Document extract
══════

I'm trying to make a column called average_sales
, but the result is NaN
. When I put them in the varible a
, it works correctly.
Please let me know how can I solve this problem. Ignore Korean letters.
As Rawson said in his comment:
When you use groupby, the index will be different, so df and the new pd.Series do not align, causing the NaN values.
What this means in practice is that you cant simply re-add the column in the way you are trying to (df["average_sales"] = ...)
. Pandas does not know how to align these things since it is expecting to be able to match values in index of the series you are passing to the values in the index of the existing dataframe. That can't work for many reasons here; one being the fact that your dataframe has all integers in the index and the index of the grouped series is a bunch of strings corresponding to values in the column you grouped on.
What might be more helpful for your intuition for why this wouldn't work is that they are not the same size either. Your original dataframe is at least 21 entries long, but you only have 11 unique values in the column you grouped on (not counting nulls). When adding a new column this way we can usually expect to be passing in a series that has the same length as the number of rows that are in the dataframe.
What I think you are trying to do is define an average sales value for each of the types of entries in the groupby. If that is the case, you could do the following:
(Since you provided screenshots I can't copy the names of your columns, so I will be using "company" for the grouper variable and "sales" for the value you are summing on.)

══════

Records shown
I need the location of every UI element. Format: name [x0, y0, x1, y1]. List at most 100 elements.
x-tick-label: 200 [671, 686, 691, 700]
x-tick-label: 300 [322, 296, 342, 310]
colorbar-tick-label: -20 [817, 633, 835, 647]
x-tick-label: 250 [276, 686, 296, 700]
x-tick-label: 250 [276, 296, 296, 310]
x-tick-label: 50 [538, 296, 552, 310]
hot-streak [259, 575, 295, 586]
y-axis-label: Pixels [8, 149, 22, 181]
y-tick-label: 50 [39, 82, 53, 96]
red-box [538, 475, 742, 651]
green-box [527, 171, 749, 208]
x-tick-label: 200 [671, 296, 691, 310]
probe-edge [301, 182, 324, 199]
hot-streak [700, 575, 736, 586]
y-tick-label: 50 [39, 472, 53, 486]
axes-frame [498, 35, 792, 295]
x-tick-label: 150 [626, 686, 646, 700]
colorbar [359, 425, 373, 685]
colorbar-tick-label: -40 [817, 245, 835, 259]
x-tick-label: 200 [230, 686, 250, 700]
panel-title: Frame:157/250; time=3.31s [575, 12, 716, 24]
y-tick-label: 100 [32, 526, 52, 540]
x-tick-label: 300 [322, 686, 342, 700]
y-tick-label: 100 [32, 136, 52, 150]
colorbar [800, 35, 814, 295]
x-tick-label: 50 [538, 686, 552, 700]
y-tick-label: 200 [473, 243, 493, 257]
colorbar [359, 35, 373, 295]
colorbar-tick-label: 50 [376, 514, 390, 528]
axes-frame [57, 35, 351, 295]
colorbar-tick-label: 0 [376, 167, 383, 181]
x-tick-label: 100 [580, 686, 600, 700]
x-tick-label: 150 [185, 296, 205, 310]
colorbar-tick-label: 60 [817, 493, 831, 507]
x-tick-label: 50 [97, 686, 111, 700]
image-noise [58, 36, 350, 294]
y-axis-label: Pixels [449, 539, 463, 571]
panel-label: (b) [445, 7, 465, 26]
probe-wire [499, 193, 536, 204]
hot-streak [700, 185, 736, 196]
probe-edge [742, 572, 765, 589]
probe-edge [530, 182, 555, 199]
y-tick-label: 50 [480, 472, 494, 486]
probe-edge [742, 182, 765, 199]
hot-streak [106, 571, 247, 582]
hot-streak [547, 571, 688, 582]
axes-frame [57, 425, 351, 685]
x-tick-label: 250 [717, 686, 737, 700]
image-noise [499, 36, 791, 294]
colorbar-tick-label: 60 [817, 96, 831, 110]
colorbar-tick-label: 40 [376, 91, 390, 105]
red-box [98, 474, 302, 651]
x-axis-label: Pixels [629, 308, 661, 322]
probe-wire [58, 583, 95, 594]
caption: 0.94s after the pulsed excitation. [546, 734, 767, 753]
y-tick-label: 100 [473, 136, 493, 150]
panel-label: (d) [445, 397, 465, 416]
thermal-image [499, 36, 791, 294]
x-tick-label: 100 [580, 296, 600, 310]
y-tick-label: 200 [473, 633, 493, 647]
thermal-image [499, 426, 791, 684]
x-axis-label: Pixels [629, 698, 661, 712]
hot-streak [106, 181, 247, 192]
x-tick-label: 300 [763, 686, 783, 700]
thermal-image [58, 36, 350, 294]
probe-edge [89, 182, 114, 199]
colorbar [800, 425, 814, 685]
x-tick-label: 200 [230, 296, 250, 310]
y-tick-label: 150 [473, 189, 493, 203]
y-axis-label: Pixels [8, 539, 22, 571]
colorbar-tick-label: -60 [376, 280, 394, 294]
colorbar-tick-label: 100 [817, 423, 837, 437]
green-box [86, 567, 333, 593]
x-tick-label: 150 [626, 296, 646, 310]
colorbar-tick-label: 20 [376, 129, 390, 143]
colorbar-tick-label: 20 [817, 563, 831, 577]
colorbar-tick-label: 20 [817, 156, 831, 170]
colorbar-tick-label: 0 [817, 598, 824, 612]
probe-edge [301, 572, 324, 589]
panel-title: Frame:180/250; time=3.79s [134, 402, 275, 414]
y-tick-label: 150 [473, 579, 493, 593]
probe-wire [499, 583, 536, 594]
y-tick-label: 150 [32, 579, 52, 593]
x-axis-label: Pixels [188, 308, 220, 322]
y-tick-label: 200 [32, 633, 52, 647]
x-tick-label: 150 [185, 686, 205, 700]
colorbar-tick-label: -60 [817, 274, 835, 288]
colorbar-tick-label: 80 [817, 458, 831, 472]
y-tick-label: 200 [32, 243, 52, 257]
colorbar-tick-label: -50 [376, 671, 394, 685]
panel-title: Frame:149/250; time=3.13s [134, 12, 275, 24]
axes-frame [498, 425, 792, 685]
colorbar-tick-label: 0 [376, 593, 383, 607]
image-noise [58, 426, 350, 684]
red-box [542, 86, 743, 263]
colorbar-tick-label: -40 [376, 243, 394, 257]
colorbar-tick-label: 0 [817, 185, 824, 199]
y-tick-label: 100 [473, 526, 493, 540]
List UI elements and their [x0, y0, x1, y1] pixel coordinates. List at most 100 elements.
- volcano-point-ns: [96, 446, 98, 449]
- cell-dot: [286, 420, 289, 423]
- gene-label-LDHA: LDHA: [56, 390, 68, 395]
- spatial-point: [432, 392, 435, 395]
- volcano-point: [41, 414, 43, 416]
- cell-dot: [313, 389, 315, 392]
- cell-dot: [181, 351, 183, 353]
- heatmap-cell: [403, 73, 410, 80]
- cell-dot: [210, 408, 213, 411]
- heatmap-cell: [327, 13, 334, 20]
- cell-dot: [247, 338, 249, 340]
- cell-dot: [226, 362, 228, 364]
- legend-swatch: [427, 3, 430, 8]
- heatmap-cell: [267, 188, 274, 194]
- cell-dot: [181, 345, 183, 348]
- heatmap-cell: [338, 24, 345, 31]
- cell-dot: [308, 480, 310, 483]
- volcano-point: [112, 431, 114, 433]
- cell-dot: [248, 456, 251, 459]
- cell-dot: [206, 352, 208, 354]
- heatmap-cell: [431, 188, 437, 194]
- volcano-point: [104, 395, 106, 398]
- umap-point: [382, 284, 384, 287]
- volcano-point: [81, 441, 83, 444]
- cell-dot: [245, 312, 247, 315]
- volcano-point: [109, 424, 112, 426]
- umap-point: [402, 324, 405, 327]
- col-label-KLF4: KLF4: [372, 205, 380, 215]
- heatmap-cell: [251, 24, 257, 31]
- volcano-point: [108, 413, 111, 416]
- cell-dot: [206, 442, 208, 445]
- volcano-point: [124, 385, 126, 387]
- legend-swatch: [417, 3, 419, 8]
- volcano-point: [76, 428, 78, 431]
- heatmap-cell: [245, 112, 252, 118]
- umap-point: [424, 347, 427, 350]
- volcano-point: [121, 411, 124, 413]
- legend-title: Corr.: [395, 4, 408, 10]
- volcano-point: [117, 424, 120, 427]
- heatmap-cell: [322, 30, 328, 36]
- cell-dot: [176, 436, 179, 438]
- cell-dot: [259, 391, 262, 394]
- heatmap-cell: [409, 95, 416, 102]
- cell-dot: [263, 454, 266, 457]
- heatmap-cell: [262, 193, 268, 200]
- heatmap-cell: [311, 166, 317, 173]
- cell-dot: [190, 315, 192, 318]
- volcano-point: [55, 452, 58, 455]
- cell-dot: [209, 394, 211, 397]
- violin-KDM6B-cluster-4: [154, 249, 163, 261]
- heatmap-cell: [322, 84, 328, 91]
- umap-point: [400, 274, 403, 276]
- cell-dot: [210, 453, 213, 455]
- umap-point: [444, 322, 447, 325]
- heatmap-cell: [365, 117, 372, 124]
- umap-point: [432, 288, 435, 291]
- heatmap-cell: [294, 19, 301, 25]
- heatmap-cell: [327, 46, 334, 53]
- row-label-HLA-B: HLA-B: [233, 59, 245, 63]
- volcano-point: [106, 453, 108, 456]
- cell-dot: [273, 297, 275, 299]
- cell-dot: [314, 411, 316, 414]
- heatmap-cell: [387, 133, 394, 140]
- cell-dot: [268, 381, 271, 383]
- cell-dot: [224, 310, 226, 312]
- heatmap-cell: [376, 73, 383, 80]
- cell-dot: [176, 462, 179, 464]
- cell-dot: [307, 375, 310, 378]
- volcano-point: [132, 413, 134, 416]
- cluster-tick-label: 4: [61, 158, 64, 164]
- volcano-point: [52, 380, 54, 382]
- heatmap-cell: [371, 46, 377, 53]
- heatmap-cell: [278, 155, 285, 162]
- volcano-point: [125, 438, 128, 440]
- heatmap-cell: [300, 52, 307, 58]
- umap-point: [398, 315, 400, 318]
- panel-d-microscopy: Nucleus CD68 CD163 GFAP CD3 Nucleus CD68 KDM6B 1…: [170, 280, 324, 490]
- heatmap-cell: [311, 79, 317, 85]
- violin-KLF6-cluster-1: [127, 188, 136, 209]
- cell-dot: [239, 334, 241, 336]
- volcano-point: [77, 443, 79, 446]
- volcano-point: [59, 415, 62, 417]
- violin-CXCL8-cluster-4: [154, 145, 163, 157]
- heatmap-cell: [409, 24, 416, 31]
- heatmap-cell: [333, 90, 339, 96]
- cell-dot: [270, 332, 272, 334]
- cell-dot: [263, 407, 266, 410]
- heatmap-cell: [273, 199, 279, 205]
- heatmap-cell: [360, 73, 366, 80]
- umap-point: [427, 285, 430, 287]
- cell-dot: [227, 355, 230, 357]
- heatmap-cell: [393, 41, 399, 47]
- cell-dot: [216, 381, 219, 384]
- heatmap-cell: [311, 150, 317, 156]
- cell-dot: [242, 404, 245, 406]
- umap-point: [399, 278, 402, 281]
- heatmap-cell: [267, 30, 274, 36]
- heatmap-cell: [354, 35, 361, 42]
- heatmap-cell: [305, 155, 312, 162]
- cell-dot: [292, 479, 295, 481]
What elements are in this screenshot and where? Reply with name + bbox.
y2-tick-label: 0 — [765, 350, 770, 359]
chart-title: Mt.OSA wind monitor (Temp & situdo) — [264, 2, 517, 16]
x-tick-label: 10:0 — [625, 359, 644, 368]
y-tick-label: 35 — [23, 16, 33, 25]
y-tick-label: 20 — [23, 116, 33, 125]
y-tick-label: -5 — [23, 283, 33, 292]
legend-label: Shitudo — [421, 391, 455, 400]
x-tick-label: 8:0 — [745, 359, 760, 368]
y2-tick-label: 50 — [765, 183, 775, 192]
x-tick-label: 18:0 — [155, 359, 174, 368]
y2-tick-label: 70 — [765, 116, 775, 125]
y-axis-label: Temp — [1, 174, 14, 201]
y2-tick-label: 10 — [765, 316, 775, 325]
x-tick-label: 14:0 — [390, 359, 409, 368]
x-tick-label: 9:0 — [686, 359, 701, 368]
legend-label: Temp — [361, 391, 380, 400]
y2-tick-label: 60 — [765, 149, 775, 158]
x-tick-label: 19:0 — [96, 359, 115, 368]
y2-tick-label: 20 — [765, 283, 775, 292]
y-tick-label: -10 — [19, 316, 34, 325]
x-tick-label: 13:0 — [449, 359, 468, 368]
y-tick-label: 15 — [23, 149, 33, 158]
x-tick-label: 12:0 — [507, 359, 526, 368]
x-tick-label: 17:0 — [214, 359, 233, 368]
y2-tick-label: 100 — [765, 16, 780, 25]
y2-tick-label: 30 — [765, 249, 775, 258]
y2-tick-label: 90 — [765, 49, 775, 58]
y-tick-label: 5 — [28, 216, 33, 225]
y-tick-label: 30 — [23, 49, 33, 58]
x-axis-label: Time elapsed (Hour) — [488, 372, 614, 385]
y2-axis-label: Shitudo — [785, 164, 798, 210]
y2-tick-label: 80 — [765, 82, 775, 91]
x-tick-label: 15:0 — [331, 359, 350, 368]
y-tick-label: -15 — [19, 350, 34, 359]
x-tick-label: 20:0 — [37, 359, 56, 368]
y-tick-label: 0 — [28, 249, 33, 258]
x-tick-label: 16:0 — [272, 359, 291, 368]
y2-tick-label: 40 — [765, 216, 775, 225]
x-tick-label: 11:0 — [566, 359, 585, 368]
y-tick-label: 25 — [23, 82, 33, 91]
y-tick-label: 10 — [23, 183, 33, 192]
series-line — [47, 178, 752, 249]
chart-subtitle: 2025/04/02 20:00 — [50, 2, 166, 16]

══════

Exercise goal
Return the part of the pandas groupby thread from "What this means" to "you grouped on.", copied word for word. The lines were drawn from a different source than the text.

Output of the task
What this means in practice is that you cant simply re-add the column in the way you are trying to (df["average_sales"] = ...)
. Pandas does not know how to align these things since it is expecting to be able to match values in index of the series you are passing to the values in the index of the existing dataframe. That can't work for many reasons here; one being the fact that your dataframe has all integers in the index and the index of the grouped series is a bunch of strings corresponding to values in the column you grouped on.